───── Exercise inputs

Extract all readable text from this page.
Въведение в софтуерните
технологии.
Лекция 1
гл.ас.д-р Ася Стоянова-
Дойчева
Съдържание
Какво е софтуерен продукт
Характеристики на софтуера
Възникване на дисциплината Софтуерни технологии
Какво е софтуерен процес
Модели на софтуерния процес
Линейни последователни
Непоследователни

──────────

● Problem details:
Output the whole listing above again, word for word.

● Task output:
Extract all readable text from this page.
Въведение в софтуерните
технологии.
Лекция 1
гл.ас.д-р Ася Стоянова-
Дойчева
Съдържание
Какво е софтуерен продукт
Характеристики на софтуера
Възникване на дисциплината Софтуерни технологии
Какво е софтуерен процес
Модели на софтуерния процес
Линейни последователни
Непоследователни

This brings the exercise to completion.